Stated goal —
Write out the data again exactly, skipping every picture.

Stored entries
----------------
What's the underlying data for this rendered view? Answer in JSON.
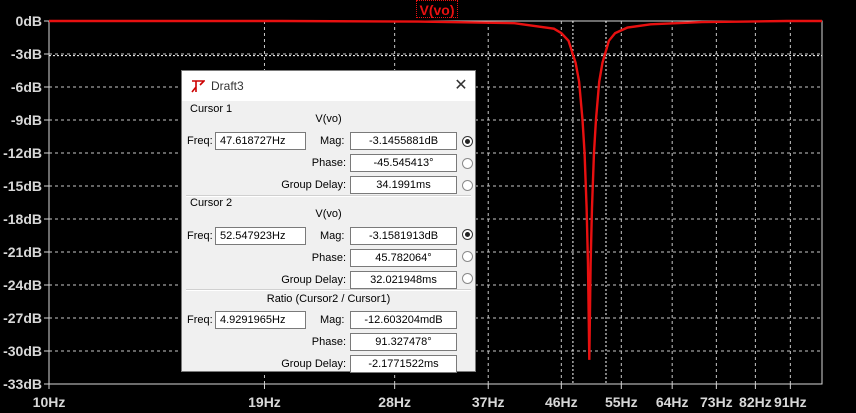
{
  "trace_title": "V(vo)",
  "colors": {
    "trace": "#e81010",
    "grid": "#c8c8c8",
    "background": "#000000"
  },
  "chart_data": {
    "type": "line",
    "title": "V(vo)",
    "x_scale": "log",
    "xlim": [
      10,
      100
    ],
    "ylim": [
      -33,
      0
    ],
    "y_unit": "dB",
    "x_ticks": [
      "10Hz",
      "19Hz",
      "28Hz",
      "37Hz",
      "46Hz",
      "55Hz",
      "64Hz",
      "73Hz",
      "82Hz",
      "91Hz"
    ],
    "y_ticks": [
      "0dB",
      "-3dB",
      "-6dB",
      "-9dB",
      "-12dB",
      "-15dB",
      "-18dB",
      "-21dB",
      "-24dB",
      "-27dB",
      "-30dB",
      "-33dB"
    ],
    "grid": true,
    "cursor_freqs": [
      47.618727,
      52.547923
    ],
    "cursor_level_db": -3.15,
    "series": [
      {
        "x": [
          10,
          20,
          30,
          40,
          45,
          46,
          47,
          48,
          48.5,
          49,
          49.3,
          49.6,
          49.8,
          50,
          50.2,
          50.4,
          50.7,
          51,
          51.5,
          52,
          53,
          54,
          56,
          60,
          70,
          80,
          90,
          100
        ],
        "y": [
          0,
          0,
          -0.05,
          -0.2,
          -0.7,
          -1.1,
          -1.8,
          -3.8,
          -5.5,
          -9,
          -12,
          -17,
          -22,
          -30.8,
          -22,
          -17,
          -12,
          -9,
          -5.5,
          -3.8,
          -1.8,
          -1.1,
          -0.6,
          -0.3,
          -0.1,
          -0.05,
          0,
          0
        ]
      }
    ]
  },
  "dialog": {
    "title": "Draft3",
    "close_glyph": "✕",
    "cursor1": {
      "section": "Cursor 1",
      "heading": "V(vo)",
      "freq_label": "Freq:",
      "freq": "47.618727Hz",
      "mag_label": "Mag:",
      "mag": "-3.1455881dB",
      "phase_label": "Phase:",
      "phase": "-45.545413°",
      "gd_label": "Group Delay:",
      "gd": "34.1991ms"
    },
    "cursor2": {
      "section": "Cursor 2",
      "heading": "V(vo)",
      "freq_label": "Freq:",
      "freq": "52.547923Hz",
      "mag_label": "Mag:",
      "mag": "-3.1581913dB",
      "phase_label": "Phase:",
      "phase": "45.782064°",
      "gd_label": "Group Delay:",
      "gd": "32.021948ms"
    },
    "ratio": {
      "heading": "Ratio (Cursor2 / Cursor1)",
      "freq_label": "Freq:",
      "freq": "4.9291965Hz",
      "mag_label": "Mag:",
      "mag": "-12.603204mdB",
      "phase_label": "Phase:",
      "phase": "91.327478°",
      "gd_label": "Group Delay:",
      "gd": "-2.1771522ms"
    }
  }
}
----------------
The response —
What's the underlying data for this rendered view? Answer in JSON.
{
  "trace_title": "V(vo)",
  "colors": {
    "trace": "#e81010",
    "grid": "#c8c8c8",
    "background": "#000000"
  },
  "chart_data": {
    "type": "line",
    "title": "V(vo)",
    "x_scale": "log",
    "xlim": [
      10,
      100
    ],
    "ylim": [
      -33,
      0
    ],
    "y_unit": "dB",
    "x_ticks": [
      "10Hz",
      "19Hz",
      "28Hz",
      "37Hz",
      "46Hz",
      "55Hz",
      "64Hz",
      "73Hz",
      "82Hz",
      "91Hz"
    ],
    "y_ticks": [
      "0dB",
      "-3dB",
      "-6dB",
      "-9dB",
      "-12dB",
      "-15dB",
      "-18dB",
      "-21dB",
      "-24dB",
      "-27dB",
      "-30dB",
      "-33dB"
    ],
    "grid": true,
    "cursor_freqs": [
      47.618727,
      52.547923
    ],
    "cursor_level_db": -3.15,
    "series": [
      {
        "x": [
          10,
          20,
          30,
          40,
          45,
          46,
          47,
          48,
          48.5,
          49,
          49.3,
          49.6,
          49.8,
          50,
          50.2,
          50.4,
          50.7,
          51,
          51.5,
          52,
          53,
          54,
          56,
          60,
          70,
          80,
          90,
          100
        ],
        "y": [
          0,
          0,
          -0.05,
          -0.2,
          -0.7,
          -1.1,
          -1.8,
          -3.8,
          -5.5,
          -9,
          -12,
          -17,
          -22,
          -30.8,
          -22,
          -17,
          -12,
          -9,
          -5.5,
          -3.8,
          -1.8,
          -1.1,
          -0.6,
          -0.3,
          -0.1,
          -0.05,
          0,
          0
        ]
      }
    ]
  },
  "dialog": {
    "title": "Draft3",
    "close_glyph": "✕",
    "cursor1": {
      "section": "Cursor 1",
      "heading": "V(vo)",
      "freq_label": "Freq:",
      "freq": "47.618727Hz",
      "mag_label": "Mag:",
      "mag": "-3.1455881dB",
      "phase_label": "Phase:",
      "phase": "-45.545413°",
      "gd_label": "Group Delay:",
      "gd": "34.1991ms"
    },
    "cursor2": {
      "section": "Cursor 2",
      "heading": "V(vo)",
      "freq_label": "Freq:",
      "freq": "52.547923Hz",
      "mag_label": "Mag:",
      "mag": "-3.1581913dB",
      "phase_label": "Phase:",
      "phase": "45.782064°",
      "gd_label": "Group Delay:",
      "gd": "32.021948ms"
    },
    "ratio": {
      "heading": "Ratio (Cursor2 / Cursor1)",
      "freq_label": "Freq:",
      "freq": "4.9291965Hz",
      "mag_label": "Mag:",
      "mag": "-12.603204mdB",
      "phase_label": "Phase:",
      "phase": "91.327478°",
      "gd_label": "Group Delay:",
      "gd": "-2.1771522ms"
    }
  }
}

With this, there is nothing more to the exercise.